Find how many lines in the data below mention "spectrum". Give the number only.

Listed entries =
══════════
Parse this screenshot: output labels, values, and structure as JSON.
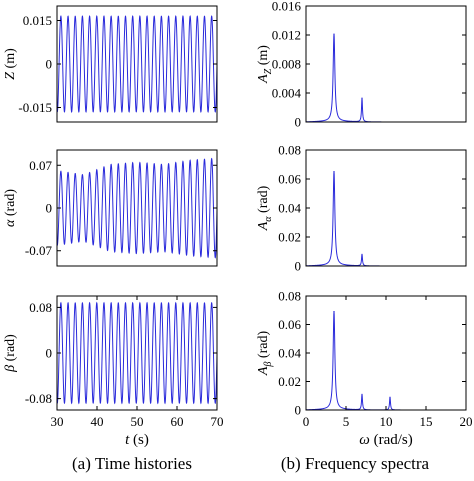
{
  "captions": {
    "left": "(a) Time histories",
    "right": "(b) Frequency spectra"
  },
  "colors": {
    "trace": "#2a2adb",
    "axis": "#000000"
  },
  "chart_data": [
    {
      "type": "line",
      "panel": "time-Z",
      "ylabel": "Z (m)",
      "xlabel": "",
      "xlim": [
        30,
        70
      ],
      "ylim": [
        -0.02,
        0.02
      ],
      "yticks": [
        "0.015",
        "0",
        "-0.015"
      ],
      "ytick_values": [
        0.015,
        0,
        -0.015
      ],
      "xticks": [],
      "series": [
        {
          "amplitude": 0.0165,
          "frequency_rad_s": 3.5,
          "envelope": [
            1.0,
            1.0
          ]
        }
      ]
    },
    {
      "type": "line",
      "panel": "time-alpha",
      "ylabel": "α (rad)",
      "xlabel": "",
      "xlim": [
        30,
        70
      ],
      "ylim": [
        -0.095,
        0.095
      ],
      "yticks": [
        "0.07",
        "0",
        "-0.07"
      ],
      "ytick_values": [
        0.07,
        0,
        -0.07
      ],
      "xticks": [],
      "series": [
        {
          "amplitude": 0.068,
          "frequency_rad_s": 3.5,
          "envelope": [
            0.9,
            0.8,
            1.05,
            1.1,
            1.05,
            1.15,
            1.2
          ]
        }
      ]
    },
    {
      "type": "line",
      "panel": "time-beta",
      "ylabel": "β (rad)",
      "xlabel": "t (s)",
      "xlim": [
        30,
        70
      ],
      "ylim": [
        -0.1,
        0.1
      ],
      "yticks": [
        "0.08",
        "0",
        "-0.08"
      ],
      "ytick_values": [
        0.08,
        0,
        -0.08
      ],
      "xticks": [
        "30",
        "40",
        "50",
        "60",
        "70"
      ],
      "xtick_values": [
        30,
        40,
        50,
        60,
        70
      ],
      "series": [
        {
          "amplitude": 0.088,
          "frequency_rad_s": 3.5,
          "envelope": [
            1.0,
            1.0
          ]
        }
      ]
    },
    {
      "type": "line",
      "panel": "spectrum-Z",
      "ylabel": "A_Z (m)",
      "xlabel": "",
      "xlim": [
        0,
        20
      ],
      "ylim": [
        0,
        0.016
      ],
      "yticks": [
        "0.016",
        "0.012",
        "0.008",
        "0.004",
        "0"
      ],
      "ytick_values": [
        0.016,
        0.012,
        0.008,
        0.004,
        0
      ],
      "xticks": [],
      "peaks": [
        {
          "x": 3.5,
          "y": 0.0121
        },
        {
          "x": 7.0,
          "y": 0.0033
        }
      ]
    },
    {
      "type": "line",
      "panel": "spectrum-alpha",
      "ylabel": "A_α (rad)",
      "xlabel": "",
      "xlim": [
        0,
        20
      ],
      "ylim": [
        0,
        0.08
      ],
      "yticks": [
        "0.08",
        "0.06",
        "0.04",
        "0.02",
        "0"
      ],
      "ytick_values": [
        0.08,
        0.06,
        0.04,
        0.02,
        0
      ],
      "xticks": [],
      "peaks": [
        {
          "x": 3.5,
          "y": 0.065
        },
        {
          "x": 7.0,
          "y": 0.008
        }
      ]
    },
    {
      "type": "line",
      "panel": "spectrum-beta",
      "ylabel": "A_β (rad)",
      "xlabel": "ω (rad/s)",
      "xlim": [
        0,
        20
      ],
      "ylim": [
        0,
        0.08
      ],
      "yticks": [
        "0.08",
        "0.06",
        "0.04",
        "0.02",
        "0"
      ],
      "ytick_values": [
        0.08,
        0.06,
        0.04,
        0.02,
        0
      ],
      "xticks": [
        "0",
        "5",
        "10",
        "15",
        "20"
      ],
      "xtick_values": [
        0,
        5,
        10,
        15,
        20
      ],
      "peaks": [
        {
          "x": 3.5,
          "y": 0.069
        },
        {
          "x": 7.0,
          "y": 0.011
        },
        {
          "x": 10.5,
          "y": 0.009
        }
      ]
    }
  ]
}
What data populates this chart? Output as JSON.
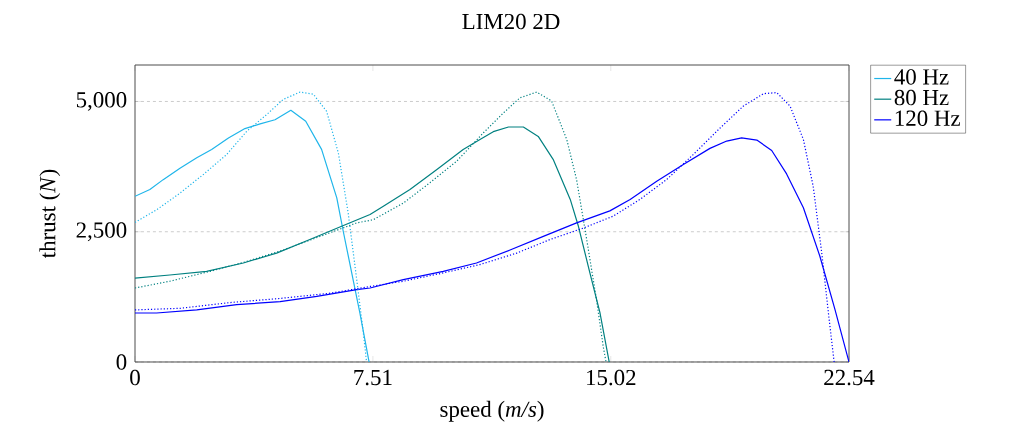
{
  "chart_data": {
    "type": "line",
    "title": "LIM20 2D",
    "xlabel": "speed (*m/s*)",
    "ylabel": "thrust (*N*)",
    "xlim": [
      0,
      22.54
    ],
    "ylim": [
      0,
      5700
    ],
    "xticks": [
      0,
      7.51,
      15.02,
      22.54
    ],
    "yticks": [
      0,
      {
        "value": 2500,
        "label": "2,500"
      },
      {
        "value": 5000,
        "label": "5,000"
      }
    ],
    "grid": "y",
    "legend": "top right",
    "series": [
      {
        "name": "40 Hz",
        "color": "#1fb5ea",
        "line_style": "solid",
        "x": [
          0,
          0.47,
          0.89,
          1.42,
          1.95,
          2.42,
          2.95,
          3.47,
          3.95,
          4.42,
          4.92,
          5.39,
          5.89,
          6.37,
          6.58,
          7.1,
          7.39
        ],
        "values": [
          3180,
          3310,
          3500,
          3720,
          3920,
          4080,
          4300,
          4480,
          4570,
          4650,
          4830,
          4620,
          4080,
          3150,
          2490,
          940,
          0
        ]
      },
      {
        "name": "80 Hz",
        "color": "#008080",
        "line_style": "solid",
        "x": [
          0,
          1.1,
          2.26,
          3.42,
          4.47,
          5.52,
          6.58,
          7.42,
          7.84,
          8.68,
          9.52,
          10.36,
          10.89,
          11.31,
          11.79,
          12.26,
          12.73,
          13.2,
          13.74,
          14.0,
          14.36,
          14.68,
          14.97
        ],
        "values": [
          1610,
          1670,
          1740,
          1900,
          2090,
          2350,
          2620,
          2830,
          2990,
          3310,
          3690,
          4080,
          4270,
          4420,
          4510,
          4510,
          4330,
          3890,
          3120,
          2600,
          1710,
          940,
          0
        ]
      },
      {
        "name": "120 Hz",
        "color": "#0000ff",
        "line_style": "solid",
        "x": [
          0,
          0.68,
          1.95,
          3.21,
          4.58,
          5.74,
          7.0,
          7.42,
          8.47,
          9.73,
          10.78,
          11.84,
          12.89,
          13.94,
          14.99,
          15.63,
          16.47,
          17.31,
          18.15,
          18.68,
          19.15,
          19.63,
          20.1,
          20.57,
          21.1,
          21.62,
          22.1,
          22.54
        ],
        "values": [
          940,
          940,
          1000,
          1100,
          1160,
          1260,
          1390,
          1420,
          1580,
          1740,
          1900,
          2150,
          2410,
          2670,
          2900,
          3120,
          3470,
          3790,
          4100,
          4240,
          4300,
          4260,
          4060,
          3610,
          2960,
          2030,
          1000,
          0
        ]
      },
      {
        "color": "#1fb5ea",
        "line_style": "dotted",
        "x": [
          0,
          0.68,
          1.42,
          2.16,
          2.89,
          3.53,
          4.16,
          4.68,
          5.21,
          5.63,
          6.05,
          6.42,
          6.73,
          7.0,
          7.21,
          7.31
        ],
        "values": [
          2680,
          2920,
          3240,
          3600,
          3980,
          4430,
          4750,
          5040,
          5180,
          5140,
          4810,
          4010,
          2860,
          1580,
          550,
          0
        ]
      },
      {
        "color": "#008080",
        "line_style": "dotted",
        "x": [
          0,
          1.1,
          2.37,
          3.53,
          4.68,
          5.84,
          7.0,
          7.52,
          8.47,
          9.31,
          10.15,
          11.0,
          11.63,
          12.15,
          12.68,
          13.15,
          13.63,
          13.94,
          14.26,
          14.57,
          14.78,
          14.87
        ],
        "values": [
          1420,
          1550,
          1740,
          1930,
          2150,
          2410,
          2670,
          2730,
          3050,
          3440,
          3850,
          4400,
          4780,
          5070,
          5180,
          5010,
          4270,
          3500,
          2350,
          1190,
          300,
          0
        ]
      },
      {
        "color": "#0000ff",
        "line_style": "dotted",
        "x": [
          0,
          1.42,
          2.99,
          4.58,
          6.16,
          7.42,
          8.47,
          9.73,
          10.89,
          12.05,
          13.1,
          14.15,
          15.1,
          15.94,
          16.78,
          17.62,
          18.47,
          19.2,
          19.84,
          20.26,
          20.68,
          21.1,
          21.41,
          21.68,
          21.89,
          22.07
        ],
        "values": [
          1000,
          1030,
          1140,
          1220,
          1320,
          1450,
          1550,
          1710,
          1870,
          2090,
          2350,
          2570,
          2800,
          3120,
          3500,
          3980,
          4490,
          4910,
          5150,
          5170,
          4910,
          4270,
          3370,
          2090,
          940,
          0
        ]
      }
    ]
  }
}
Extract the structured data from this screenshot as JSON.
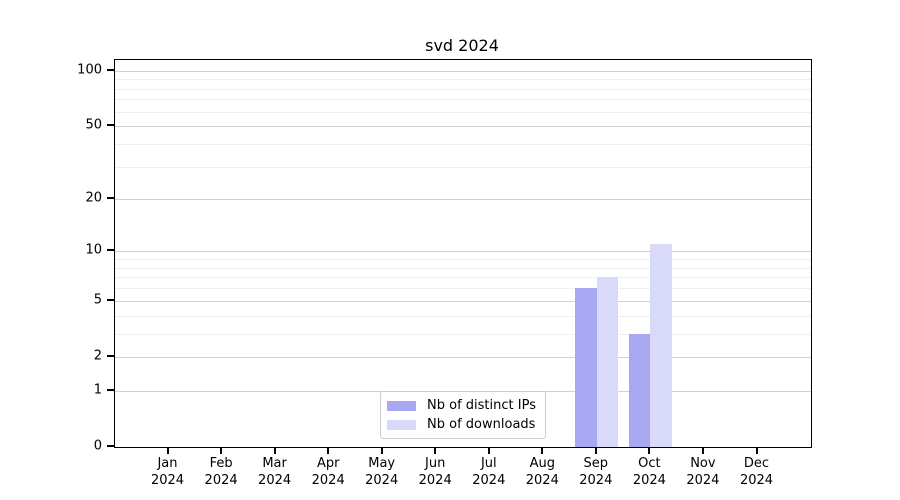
{
  "title": "svd 2024",
  "chart_data": {
    "type": "bar",
    "title": "svd 2024",
    "categories": [
      "Jan",
      "Feb",
      "Mar",
      "Apr",
      "May",
      "Jun",
      "Jul",
      "Aug",
      "Sep",
      "Oct",
      "Nov",
      "Dec"
    ],
    "category_year": "2024",
    "series": [
      {
        "name": "Nb of distinct IPs",
        "color": "#a8a8f2",
        "values": [
          0,
          0,
          0,
          0,
          0,
          0,
          0,
          0,
          6,
          3,
          0,
          0
        ]
      },
      {
        "name": "Nb of downloads",
        "color": "#d9d9f8",
        "values": [
          0,
          0,
          0,
          0,
          0,
          0,
          0,
          0,
          7,
          11,
          0,
          0
        ]
      }
    ],
    "y_axis": {
      "scale": "log1p",
      "ticks": [
        0,
        1,
        2,
        5,
        10,
        20,
        50,
        100
      ],
      "minor_ticks": [
        3,
        4,
        6,
        7,
        8,
        9,
        30,
        40,
        60,
        70,
        80,
        90
      ],
      "ylim": [
        0,
        114
      ]
    },
    "x_axis": {
      "label_lines": 2
    },
    "grid": true,
    "legend": {
      "position": "bottom-center-inside"
    },
    "colors": {
      "spine": "#000000",
      "grid_major": "#d2d2d2",
      "grid_minor": "#f0f0f0",
      "background": "#ffffff"
    }
  }
}
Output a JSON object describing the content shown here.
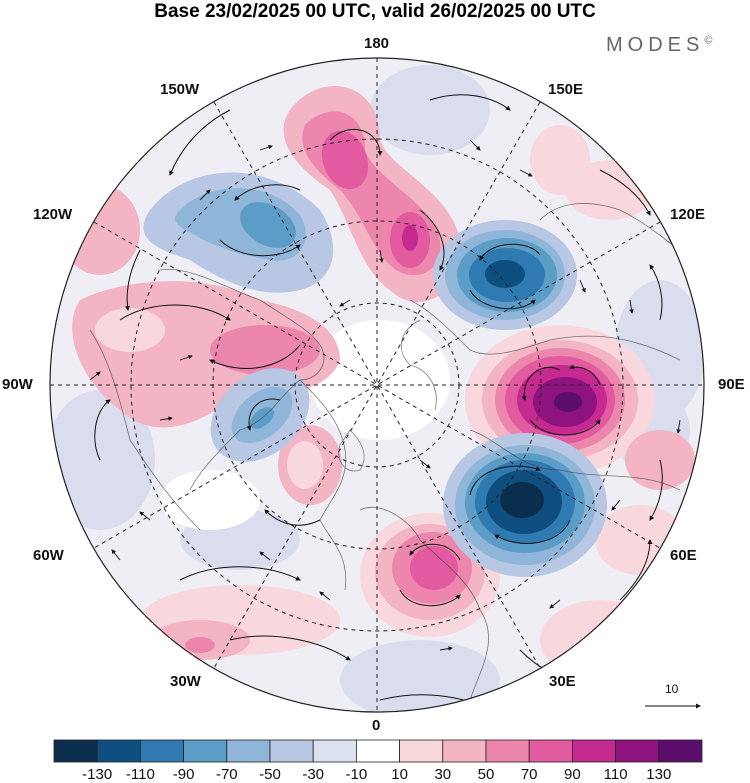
{
  "title": "Base 23/02/2025 00 UTC, valid 26/02/2025 00 UTC",
  "brand": "MODES",
  "brand_mark": "©",
  "longitude_labels": {
    "n180": "180",
    "w150": "150W",
    "e150": "150E",
    "w120": "120W",
    "e120": "120E",
    "w90": "90W",
    "e90": "90E",
    "w60": "60W",
    "e60": "60E",
    "w30": "30W",
    "e30": "30E",
    "s0": "0"
  },
  "reference_vector": {
    "label": "10"
  },
  "colorbar": {
    "ticks": [
      "-130",
      "-110",
      "-90",
      "-70",
      "-50",
      "-30",
      "-10",
      "10",
      "30",
      "50",
      "70",
      "90",
      "110",
      "130"
    ],
    "colors": [
      "#0c2e4e",
      "#0f4f80",
      "#2f7ab0",
      "#5c9dc8",
      "#8fb6d9",
      "#b8c7e3",
      "#dde2f0",
      "#ffffff",
      "#f8d8dc",
      "#f3b4c3",
      "#ec86ad",
      "#e25aa0",
      "#c42a8f",
      "#8f137f",
      "#5a0d6b"
    ]
  },
  "anomalies": [
    {
      "name": "ne-pacific-positive",
      "sign": "positive"
    },
    {
      "name": "east-siberia-negative",
      "sign": "negative"
    },
    {
      "name": "russia-positive",
      "sign": "positive"
    },
    {
      "name": "central-asia-negative",
      "sign": "negative"
    },
    {
      "name": "europe-positive",
      "sign": "positive"
    },
    {
      "name": "canada-negative",
      "sign": "negative"
    },
    {
      "name": "hudson-positive",
      "sign": "positive"
    }
  ]
}
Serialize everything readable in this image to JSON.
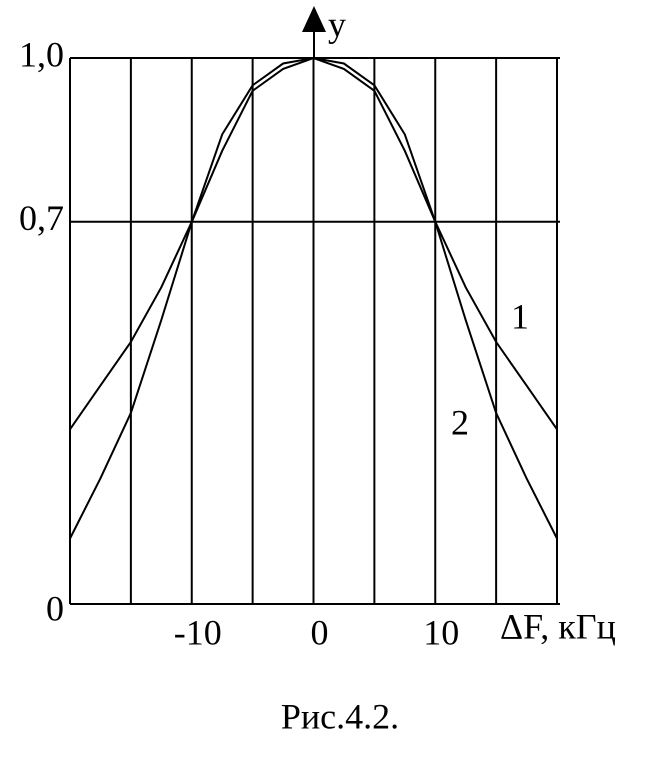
{
  "chart_data": {
    "type": "line",
    "x_label": "ΔF, кГц",
    "y_label": "y",
    "caption": "Рис.4.2.",
    "x": [
      -20,
      -17.5,
      -15,
      -12.5,
      -10,
      -7.5,
      -5,
      -2.5,
      0,
      2.5,
      5,
      7.5,
      10,
      12.5,
      15,
      17.5,
      20
    ],
    "series": [
      {
        "name": "1",
        "color": "#000000",
        "values": [
          0.32,
          0.4,
          0.48,
          0.58,
          0.7,
          0.83,
          0.94,
          0.98,
          1.0,
          0.98,
          0.94,
          0.83,
          0.7,
          0.58,
          0.48,
          0.4,
          0.32
        ]
      },
      {
        "name": "2",
        "color": "#000000",
        "values": [
          0.12,
          0.23,
          0.35,
          0.52,
          0.7,
          0.86,
          0.95,
          0.99,
          1.0,
          0.99,
          0.95,
          0.86,
          0.7,
          0.52,
          0.35,
          0.23,
          0.12
        ]
      }
    ],
    "xlim": [
      -20,
      20
    ],
    "xticks": [
      -10,
      0,
      10
    ],
    "xgrid": [
      -20,
      -15,
      -10,
      -5,
      0,
      5,
      10,
      15,
      20
    ],
    "ylim": [
      0,
      1
    ],
    "yticks": [
      {
        "value": 0,
        "label": "0"
      },
      {
        "value": 0.7,
        "label": "0,7"
      },
      {
        "value": 1,
        "label": "1,0"
      }
    ],
    "grid": true
  }
}
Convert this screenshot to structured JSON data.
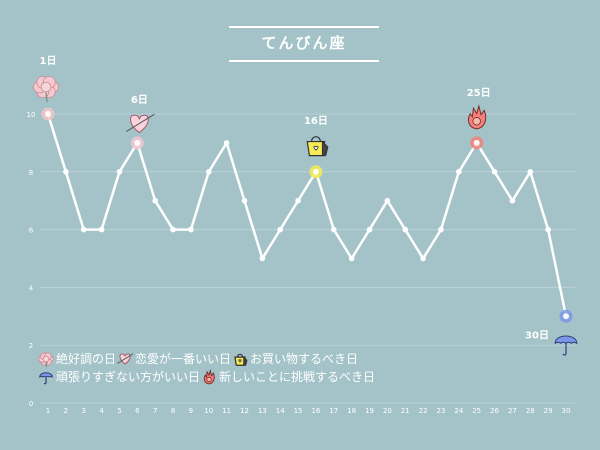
{
  "title": "てんびん座",
  "colors": {
    "background": "#a3c3c9",
    "line": "#ffffff",
    "grid": "#b9d2d6",
    "love": "#f2c7d2",
    "shopping": "#f5ec55",
    "challenge": "#f2827b",
    "caution": "#7b98e8",
    "good": "#f3c4c7"
  },
  "chart_data": {
    "type": "line",
    "title": "てんびん座",
    "x": [
      1,
      2,
      3,
      4,
      5,
      6,
      7,
      8,
      9,
      10,
      11,
      12,
      13,
      14,
      15,
      16,
      17,
      18,
      19,
      20,
      21,
      22,
      23,
      24,
      25,
      26,
      27,
      28,
      29,
      30
    ],
    "values": [
      10,
      8,
      6,
      6,
      8,
      9,
      7,
      6,
      6,
      8,
      9,
      7,
      5,
      6,
      7,
      8,
      6,
      5,
      6,
      7,
      6,
      5,
      6,
      8,
      9,
      8,
      7,
      8,
      6,
      3
    ],
    "xlim": [
      1,
      30
    ],
    "ylim": [
      0,
      10
    ],
    "yticks": [
      0,
      2,
      4,
      6,
      8,
      10
    ],
    "grid": true,
    "highlights": [
      {
        "day": 1,
        "label": "1日",
        "category": "good",
        "icon": "flower-icon"
      },
      {
        "day": 6,
        "label": "6日",
        "category": "love",
        "icon": "heart-icon"
      },
      {
        "day": 16,
        "label": "16日",
        "category": "shopping",
        "icon": "shopping-bag-icon"
      },
      {
        "day": 25,
        "label": "25日",
        "category": "challenge",
        "icon": "flame-icon"
      },
      {
        "day": 30,
        "label": "30日",
        "category": "caution",
        "icon": "umbrella-icon"
      }
    ]
  },
  "legend": {
    "rows": [
      [
        {
          "label": "絶好調の日",
          "icon": "flower-icon"
        },
        {
          "label": "恋愛が一番いい日",
          "icon": "heart-icon"
        },
        {
          "label": "お買い物するべき日",
          "icon": "shopping-bag-icon"
        }
      ],
      [
        {
          "label": "頑張りすぎない方がいい日",
          "icon": "umbrella-icon"
        },
        {
          "label": "新しいことに挑戦するべき日",
          "icon": "flame-icon"
        }
      ]
    ]
  }
}
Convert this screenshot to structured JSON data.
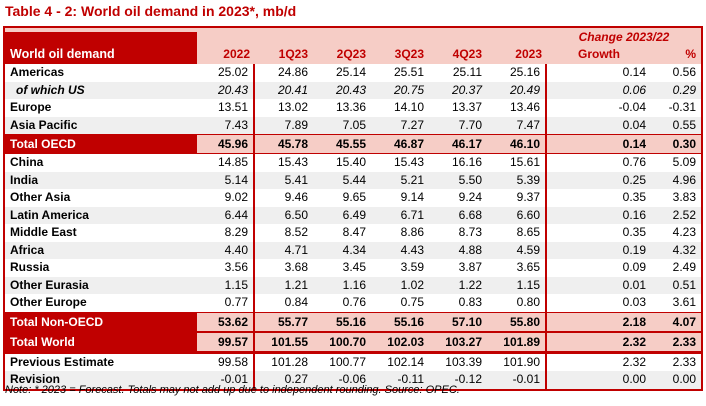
══════════
Solution to this exercise =
3